→ TASK DIRECTIONS: Keep only the lines of the data below that contain "subtitle", and copy them.

* Begin *

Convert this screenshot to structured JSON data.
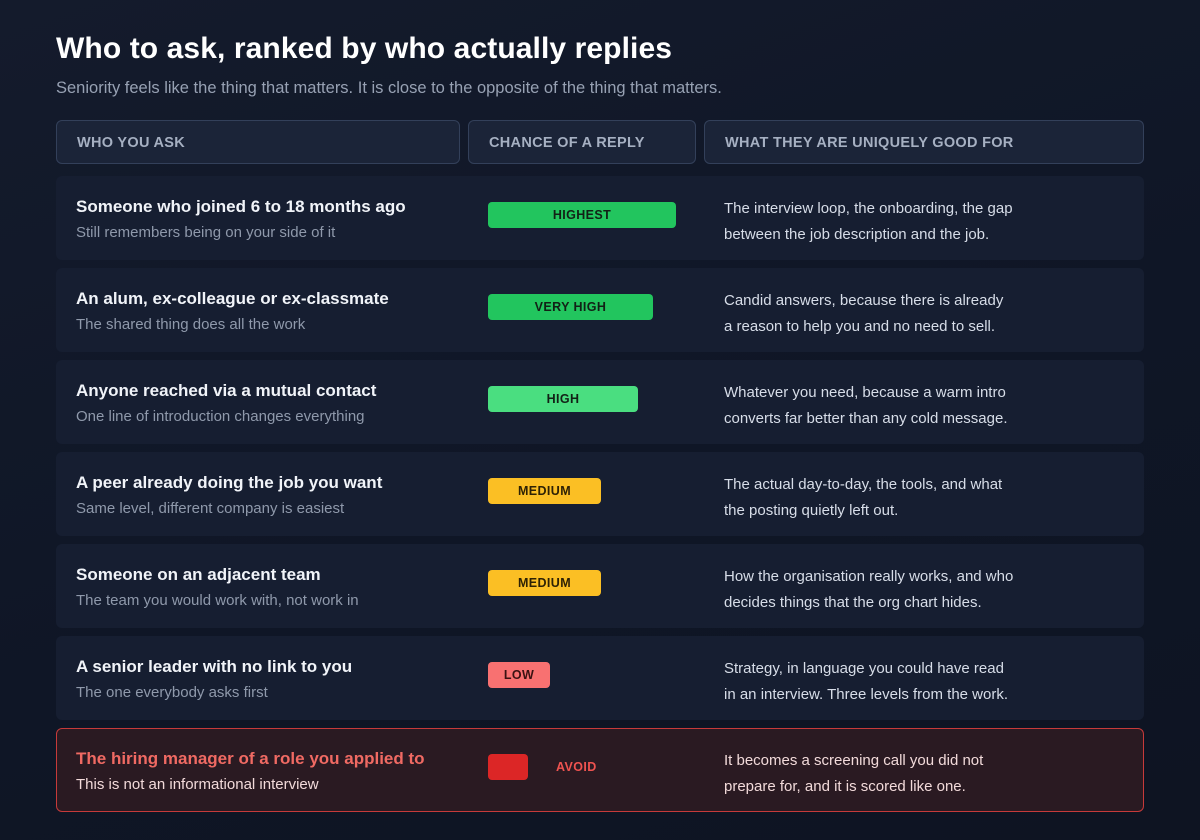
{
  "title": "Who to ask, ranked by who actually replies",
  "subtitle": "Seniority feels like the thing that matters. It is close to the opposite of the thing that matters.",
  "columns": {
    "who": "WHO YOU ASK",
    "chance": "CHANCE OF A REPLY",
    "good_for": "WHAT THEY ARE UNIQUELY GOOD FOR"
  },
  "colors": {
    "highest": "#22c55e",
    "very_high": "#22c55e",
    "high": "#4ade80",
    "medium": "#fbbf24",
    "low": "#f87171",
    "avoid": "#dc2626",
    "avoid_text": "#ef5350"
  },
  "rows": [
    {
      "title": "Someone who joined 6 to 18 months ago",
      "subtitle": "Still remembers being on your side of it",
      "chance": "HIGHEST",
      "chance_fraction": 1.0,
      "good_line1": "The interview loop, the onboarding, the gap",
      "good_line2": "between the job description and the job."
    },
    {
      "title": "An alum, ex-colleague or ex-classmate",
      "subtitle": "The shared thing does all the work",
      "chance": "VERY HIGH",
      "chance_fraction": 0.88,
      "good_line1": "Candid answers, because there is already",
      "good_line2": "a reason to help you and no need to sell."
    },
    {
      "title": "Anyone reached via a mutual contact",
      "subtitle": "One line of introduction changes everything",
      "chance": "HIGH",
      "chance_fraction": 0.8,
      "good_line1": "Whatever you need, because a warm intro",
      "good_line2": "converts far better than any cold message."
    },
    {
      "title": "A peer already doing the job you want",
      "subtitle": "Same level, different company is easiest",
      "chance": "MEDIUM",
      "chance_fraction": 0.6,
      "good_line1": "The actual day-to-day, the tools, and what",
      "good_line2": "the posting quietly left out."
    },
    {
      "title": "Someone on an adjacent team",
      "subtitle": "The team you would work with, not work in",
      "chance": "MEDIUM",
      "chance_fraction": 0.6,
      "good_line1": "How the organisation really works, and who",
      "good_line2": "decides things that the org chart hides."
    },
    {
      "title": "A senior leader with no link to you",
      "subtitle": "The one everybody asks first",
      "chance": "LOW",
      "chance_fraction": 0.33,
      "good_line1": "Strategy, in language you could have read",
      "good_line2": "in an interview. Three levels from the work."
    },
    {
      "title": "The hiring manager of a role you applied to",
      "subtitle": "This is not an informational interview",
      "chance": "AVOID",
      "chance_fraction": 0.21,
      "good_line1": "It becomes a screening call you did not",
      "good_line2": "prepare for, and it is scored like one."
    }
  ]
}
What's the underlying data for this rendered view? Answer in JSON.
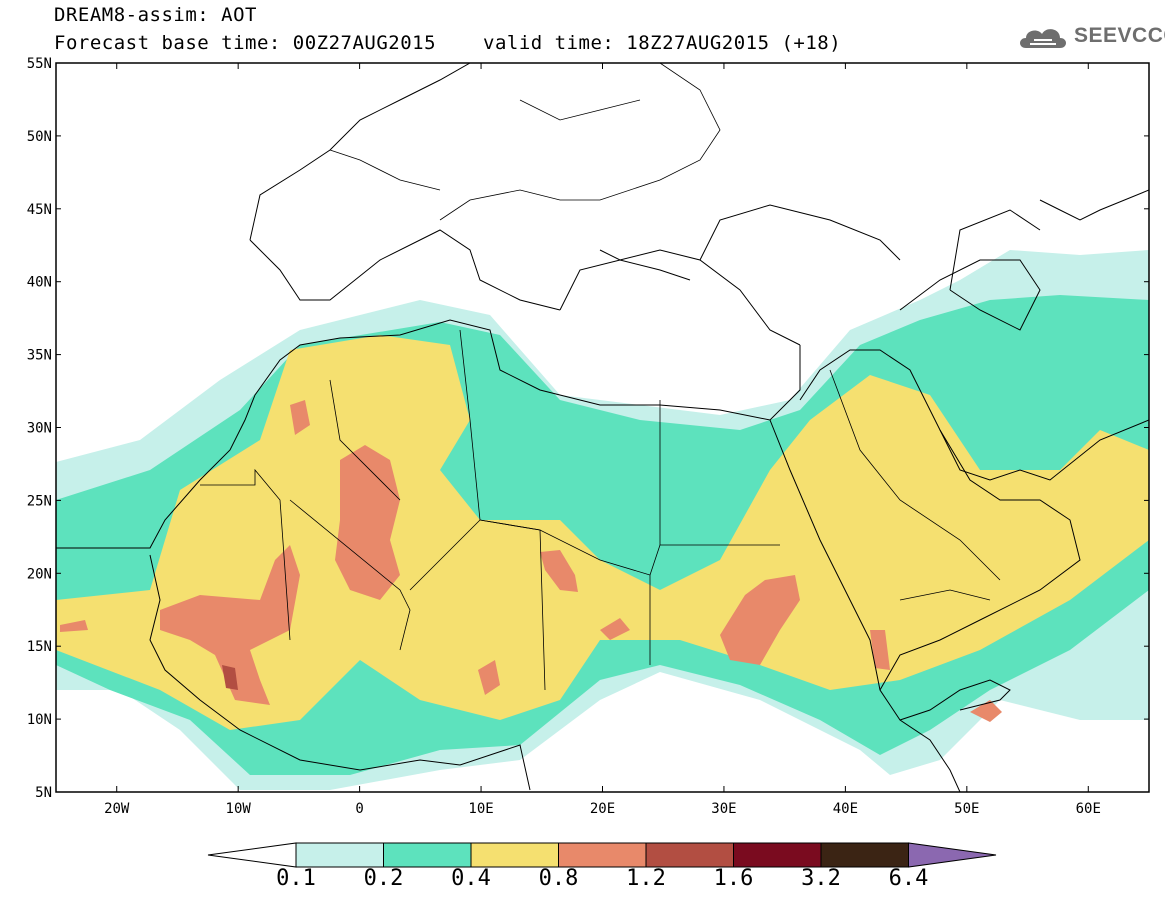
{
  "title": {
    "line1": "DREAM8-assim: AOT",
    "line2_base": "Forecast base time: 00Z27AUG2015",
    "line2_valid": "valid time: 18Z27AUG2015 (+18)"
  },
  "logo": {
    "text": "SEEVCCC",
    "icon": "cloud-icon"
  },
  "map": {
    "lon_range": [
      -25,
      65
    ],
    "lat_range": [
      5,
      55
    ],
    "lat_labels": [
      "55N",
      "50N",
      "45N",
      "40N",
      "35N",
      "30N",
      "25N",
      "20N",
      "15N",
      "10N",
      "5N"
    ],
    "lon_labels": [
      "20W",
      "10W",
      "0",
      "10E",
      "20E",
      "30E",
      "40E",
      "50E",
      "60E"
    ]
  },
  "colorbar": {
    "labels": [
      "0.1",
      "0.2",
      "0.4",
      "0.8",
      "1.2",
      "1.6",
      "3.2",
      "6.4"
    ],
    "colors": [
      "#ffffff",
      "#c6f0ea",
      "#5de2bd",
      "#f5e070",
      "#e8896a",
      "#b24e42",
      "#7a0b1f",
      "#3b2414",
      "#8b68b0"
    ]
  }
}
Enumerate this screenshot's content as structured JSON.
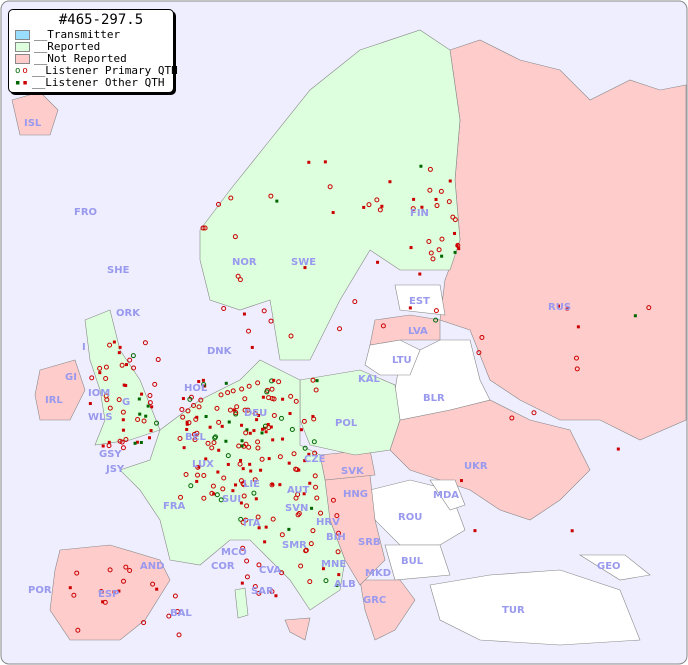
{
  "legend": {
    "title": "#465-297.5",
    "items": [
      {
        "label": "__Transmitter",
        "color": "#99ddff"
      },
      {
        "label": "__Reported",
        "color": "#ddffdd"
      },
      {
        "label": "__Not Reported",
        "color": "#ffcccc"
      },
      {
        "label": "__Listener Primary QTH",
        "marker": "circle"
      },
      {
        "label": "__Listener Other QTH",
        "marker": "square"
      }
    ]
  },
  "colors": {
    "background": "#eeeeff",
    "reported": "#ddffdd",
    "not_reported": "#ffcccc",
    "no_data": "#ffffff",
    "primary_marker": "#cc0000",
    "primary_marker_alt": "#006600"
  },
  "countries": [
    "ISL",
    "FRO",
    "SHE",
    "ORK",
    "NOR",
    "SWE",
    "FIN",
    "EST",
    "LVA",
    "LTU",
    "KAL",
    "RUS",
    "BLR",
    "DNK",
    "HOL",
    "DEU",
    "POL",
    "IRL",
    "IOM",
    "WLS",
    "GSY",
    "JSY",
    "BEL",
    "LUX",
    "CZE",
    "SVK",
    "UKR",
    "FRA",
    "SUI",
    "LIE",
    "AUT",
    "HNG",
    "MDA",
    "SVN",
    "HRV",
    "ROU",
    "ITA",
    "SMR",
    "BIH",
    "SRB",
    "MCO",
    "COR",
    "CVA",
    "MNE",
    "BUL",
    "GEO",
    "AND",
    "ALB",
    "MKD",
    "POR",
    "ESP",
    "SAR",
    "GRC",
    "BAL",
    "TUR",
    "G",
    "GI",
    "I"
  ]
}
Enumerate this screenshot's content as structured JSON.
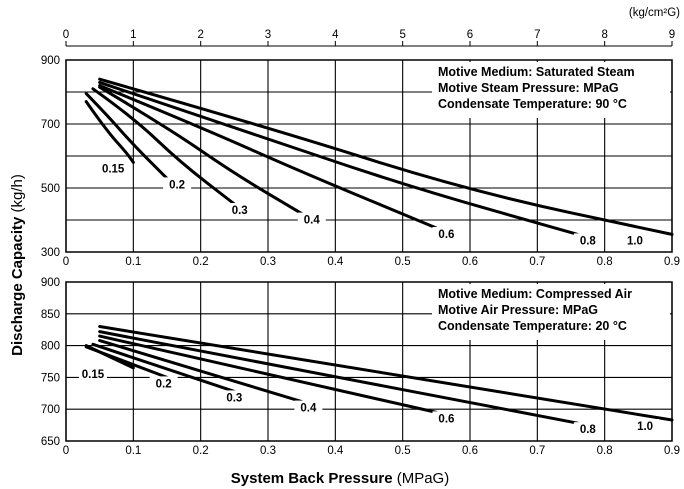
{
  "chart_data": [
    {
      "type": "line",
      "xlim": [
        0,
        0.9
      ],
      "ylim": [
        300,
        900
      ],
      "x_ticks": [
        0,
        0.1,
        0.2,
        0.3,
        0.4,
        0.5,
        0.6,
        0.7,
        0.8,
        0.9
      ],
      "x_tick_labels": [
        "0",
        "0.1",
        "0.2",
        "0.3",
        "0.4",
        "0.5",
        "0.6",
        "0.7",
        "0.8",
        "0.9"
      ],
      "y_ticks": [
        300,
        500,
        700,
        900
      ],
      "y_tick_labels": [
        "300",
        "500",
        "700",
        "900"
      ],
      "y_grid": [
        300,
        400,
        500,
        600,
        700,
        800,
        900
      ],
      "top_axis": {
        "unit": "(kg/cm²G)",
        "factor": 10,
        "ticks": [
          0,
          1,
          2,
          3,
          4,
          5,
          6,
          7,
          8,
          9
        ],
        "tick_labels": [
          "0",
          "1",
          "2",
          "3",
          "4",
          "5",
          "6",
          "7",
          "8",
          "9"
        ]
      },
      "grid": true,
      "annotation_lines": [
        "Motive Medium: Saturated Steam",
        "Motive Steam Pressure: MPaG",
        "Condensate Temperature: 90 °C"
      ],
      "series": [
        {
          "name": "0.15",
          "x": [
            0.03,
            0.06,
            0.09,
            0.1
          ],
          "y": [
            770,
            680,
            610,
            580
          ]
        },
        {
          "name": "0.2",
          "x": [
            0.03,
            0.06,
            0.1,
            0.15
          ],
          "y": [
            795,
            730,
            635,
            530
          ]
        },
        {
          "name": "0.3",
          "x": [
            0.04,
            0.1,
            0.17,
            0.25
          ],
          "y": [
            810,
            720,
            580,
            450
          ]
        },
        {
          "name": "0.4",
          "x": [
            0.05,
            0.15,
            0.25,
            0.35
          ],
          "y": [
            815,
            690,
            545,
            420
          ]
        },
        {
          "name": "0.6",
          "x": [
            0.05,
            0.2,
            0.35,
            0.55
          ],
          "y": [
            820,
            690,
            550,
            375
          ]
        },
        {
          "name": "0.8",
          "x": [
            0.05,
            0.25,
            0.5,
            0.76
          ],
          "y": [
            830,
            690,
            510,
            355
          ]
        },
        {
          "name": "1.0",
          "x": [
            0.05,
            0.3,
            0.6,
            0.9
          ],
          "y": [
            840,
            690,
            490,
            355
          ]
        }
      ],
      "label_x": {
        "0.15": 0.07,
        "0.2": 0.165,
        "0.3": 0.258,
        "0.4": 0.365,
        "0.6": 0.565,
        "0.8": 0.775,
        "1.0": 0.845
      }
    },
    {
      "type": "line",
      "xlim": [
        0,
        0.9
      ],
      "ylim": [
        650,
        900
      ],
      "x_ticks": [
        0,
        0.1,
        0.2,
        0.3,
        0.4,
        0.5,
        0.6,
        0.7,
        0.8,
        0.9
      ],
      "x_tick_labels": [
        "0",
        "0.1",
        "0.2",
        "0.3",
        "0.4",
        "0.5",
        "0.6",
        "0.7",
        "0.8",
        "0.9"
      ],
      "y_ticks": [
        650,
        700,
        750,
        800,
        850,
        900
      ],
      "y_tick_labels": [
        "650",
        "700",
        "750",
        "800",
        "850",
        "900"
      ],
      "y_grid": [
        650,
        700,
        750,
        800,
        850,
        900
      ],
      "grid": true,
      "annotation_lines": [
        "Motive Medium: Compressed Air",
        "Motive Air Pressure: MPaG",
        "Condensate Temperature: 20 °C"
      ],
      "series": [
        {
          "name": "0.15",
          "x": [
            0.03,
            0.1
          ],
          "y": [
            800,
            765
          ]
        },
        {
          "name": "0.2",
          "x": [
            0.03,
            0.15
          ],
          "y": [
            798,
            750
          ]
        },
        {
          "name": "0.3",
          "x": [
            0.04,
            0.25
          ],
          "y": [
            802,
            728
          ]
        },
        {
          "name": "0.4",
          "x": [
            0.05,
            0.35
          ],
          "y": [
            808,
            712
          ]
        },
        {
          "name": "0.6",
          "x": [
            0.05,
            0.55
          ],
          "y": [
            815,
            695
          ]
        },
        {
          "name": "0.8",
          "x": [
            0.05,
            0.76
          ],
          "y": [
            822,
            678
          ]
        },
        {
          "name": "1.0",
          "x": [
            0.05,
            0.9
          ],
          "y": [
            830,
            683
          ]
        }
      ],
      "label_x": {
        "0.15": 0.04,
        "0.2": 0.145,
        "0.3": 0.25,
        "0.4": 0.36,
        "0.6": 0.565,
        "0.8": 0.775,
        "1.0": 0.86
      }
    }
  ],
  "axes": {
    "x_title_bold": "System Back Pressure",
    "x_title_unit": " (MPaG)",
    "y_title_bold": "Discharge Capacity",
    "y_title_unit": " (kg/h)"
  }
}
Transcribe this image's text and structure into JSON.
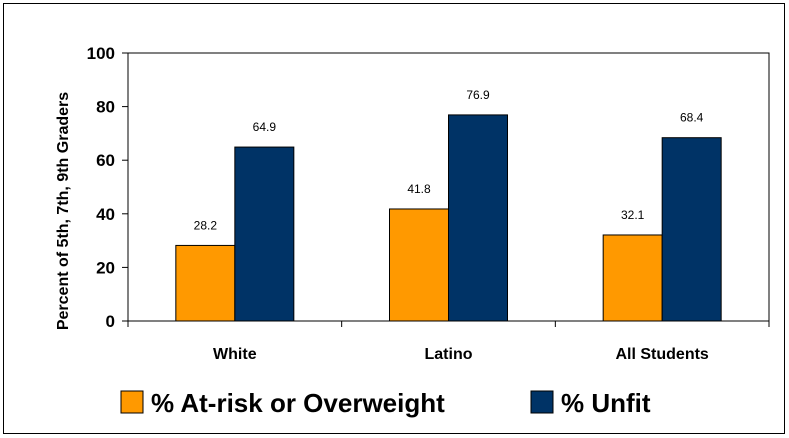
{
  "chart_data": {
    "type": "bar",
    "categories": [
      "White",
      "Latino",
      "All Students"
    ],
    "series": [
      {
        "name": "% At-risk or Overweight",
        "values": [
          28.2,
          41.8,
          32.1
        ],
        "color": "#FF9900"
      },
      {
        "name": "% Unfit",
        "values": [
          64.9,
          76.9,
          68.4
        ],
        "color": "#003366"
      }
    ],
    "title": "",
    "xlabel": "",
    "ylabel": "Percent of 5th, 7th, 9th Graders",
    "ylim": [
      0,
      100
    ],
    "yticks": [
      0,
      20,
      40,
      60,
      80,
      100
    ],
    "grid": false,
    "data_labels": true,
    "legend_position": "bottom"
  }
}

* End *

→ SOLUTION TO THIS TASK:
  "subtitle": "Seniority feels like the thing that matters. It is close to the opposite of the thing that matters.",
      "subtitle": "Still remembers being on your side of it",
      "subtitle": "The shared thing does all the work",
      "subtitle": "One line of introduction changes everything",
      "subtitle": "Same level, different company is easiest",
      "subtitle": "The team you would work with, not work in",
      "subtitle": "The one everybody asks first",
      "subtitle": "This is not an informational interview",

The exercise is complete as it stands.